WRITTEN REQUEST
Report how many lines contain "Notice". Give the number and nothing else.

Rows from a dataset
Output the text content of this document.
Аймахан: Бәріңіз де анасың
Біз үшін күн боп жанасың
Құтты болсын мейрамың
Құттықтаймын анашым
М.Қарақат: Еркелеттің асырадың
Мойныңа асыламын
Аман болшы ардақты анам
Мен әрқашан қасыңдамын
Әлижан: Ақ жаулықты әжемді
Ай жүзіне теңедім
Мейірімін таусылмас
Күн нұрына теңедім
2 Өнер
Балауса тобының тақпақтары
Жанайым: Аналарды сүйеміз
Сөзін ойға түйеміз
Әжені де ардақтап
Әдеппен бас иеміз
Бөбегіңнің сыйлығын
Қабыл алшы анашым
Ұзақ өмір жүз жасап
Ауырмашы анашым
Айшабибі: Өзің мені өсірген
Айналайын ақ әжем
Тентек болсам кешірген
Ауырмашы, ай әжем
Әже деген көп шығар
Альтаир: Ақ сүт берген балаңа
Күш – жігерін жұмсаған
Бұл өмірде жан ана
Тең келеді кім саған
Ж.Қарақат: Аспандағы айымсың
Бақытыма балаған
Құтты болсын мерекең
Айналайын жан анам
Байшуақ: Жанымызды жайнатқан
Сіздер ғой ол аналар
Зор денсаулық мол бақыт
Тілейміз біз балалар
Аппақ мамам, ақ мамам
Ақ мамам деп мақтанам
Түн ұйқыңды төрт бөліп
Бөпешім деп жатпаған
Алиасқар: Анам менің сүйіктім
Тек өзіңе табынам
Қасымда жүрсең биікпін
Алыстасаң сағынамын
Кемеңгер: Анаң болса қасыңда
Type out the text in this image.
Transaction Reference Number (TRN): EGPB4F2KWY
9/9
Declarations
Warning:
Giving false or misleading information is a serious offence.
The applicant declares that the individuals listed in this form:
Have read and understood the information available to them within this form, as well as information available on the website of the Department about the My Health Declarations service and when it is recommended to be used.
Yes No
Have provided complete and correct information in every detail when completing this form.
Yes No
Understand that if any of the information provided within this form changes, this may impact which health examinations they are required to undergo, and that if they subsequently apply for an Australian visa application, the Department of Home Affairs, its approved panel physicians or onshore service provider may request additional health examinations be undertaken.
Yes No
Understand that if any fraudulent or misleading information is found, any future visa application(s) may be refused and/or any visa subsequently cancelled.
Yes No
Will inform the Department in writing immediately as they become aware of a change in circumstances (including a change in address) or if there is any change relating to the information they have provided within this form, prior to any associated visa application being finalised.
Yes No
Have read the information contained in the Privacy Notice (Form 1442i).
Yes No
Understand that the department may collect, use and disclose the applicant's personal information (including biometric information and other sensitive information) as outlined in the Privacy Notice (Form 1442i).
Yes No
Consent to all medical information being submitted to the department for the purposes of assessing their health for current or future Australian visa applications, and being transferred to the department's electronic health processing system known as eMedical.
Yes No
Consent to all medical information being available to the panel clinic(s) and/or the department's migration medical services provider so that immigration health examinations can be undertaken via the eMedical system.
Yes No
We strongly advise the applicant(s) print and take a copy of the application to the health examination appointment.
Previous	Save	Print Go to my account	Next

SOLUTION
2